The request: Repeat the whole of the data, keeping every detail the same.

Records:
* * * * *

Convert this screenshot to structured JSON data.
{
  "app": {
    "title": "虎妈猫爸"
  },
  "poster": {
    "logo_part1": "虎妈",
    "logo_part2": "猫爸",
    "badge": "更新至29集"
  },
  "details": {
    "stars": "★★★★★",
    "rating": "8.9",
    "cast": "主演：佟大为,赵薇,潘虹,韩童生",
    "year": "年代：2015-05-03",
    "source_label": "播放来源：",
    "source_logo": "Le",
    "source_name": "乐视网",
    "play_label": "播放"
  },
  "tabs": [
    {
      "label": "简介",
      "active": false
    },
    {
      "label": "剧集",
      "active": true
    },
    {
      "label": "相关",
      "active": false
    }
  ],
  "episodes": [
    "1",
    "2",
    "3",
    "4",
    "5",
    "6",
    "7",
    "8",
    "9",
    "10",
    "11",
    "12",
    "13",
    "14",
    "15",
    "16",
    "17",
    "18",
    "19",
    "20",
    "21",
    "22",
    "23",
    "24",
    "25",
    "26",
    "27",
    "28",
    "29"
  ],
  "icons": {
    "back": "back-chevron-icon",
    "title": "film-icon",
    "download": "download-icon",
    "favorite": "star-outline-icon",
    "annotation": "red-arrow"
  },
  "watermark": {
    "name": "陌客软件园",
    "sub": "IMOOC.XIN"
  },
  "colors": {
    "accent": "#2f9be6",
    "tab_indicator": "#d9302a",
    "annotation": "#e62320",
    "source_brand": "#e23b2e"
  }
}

* * * * *

Full answer:
Convert this screenshot to structured JSON data.
{
  "app": {
    "title": "虎妈猫爸"
  },
  "poster": {
    "logo_part1": "虎妈",
    "logo_part2": "猫爸",
    "badge": "更新至29集"
  },
  "details": {
    "stars": "★★★★★",
    "rating": "8.9",
    "cast": "主演：佟大为,赵薇,潘虹,韩童生",
    "year": "年代：2015-05-03",
    "source_label": "播放来源：",
    "source_logo": "Le",
    "source_name": "乐视网",
    "play_label": "播放"
  },
  "tabs": [
    {
      "label": "简介",
      "active": false
    },
    {
      "label": "剧集",
      "active": true
    },
    {
      "label": "相关",
      "active": false
    }
  ],
  "episodes": [
    "1",
    "2",
    "3",
    "4",
    "5",
    "6",
    "7",
    "8",
    "9",
    "10",
    "11",
    "12",
    "13",
    "14",
    "15",
    "16",
    "17",
    "18",
    "19",
    "20",
    "21",
    "22",
    "23",
    "24",
    "25",
    "26",
    "27",
    "28",
    "29"
  ],
  "icons": {
    "back": "back-chevron-icon",
    "title": "film-icon",
    "download": "download-icon",
    "favorite": "star-outline-icon",
    "annotation": "red-arrow"
  },
  "watermark": {
    "name": "陌客软件园",
    "sub": "IMOOC.XIN"
  },
  "colors": {
    "accent": "#2f9be6",
    "tab_indicator": "#d9302a",
    "annotation": "#e62320",
    "source_brand": "#e23b2e"
  }
}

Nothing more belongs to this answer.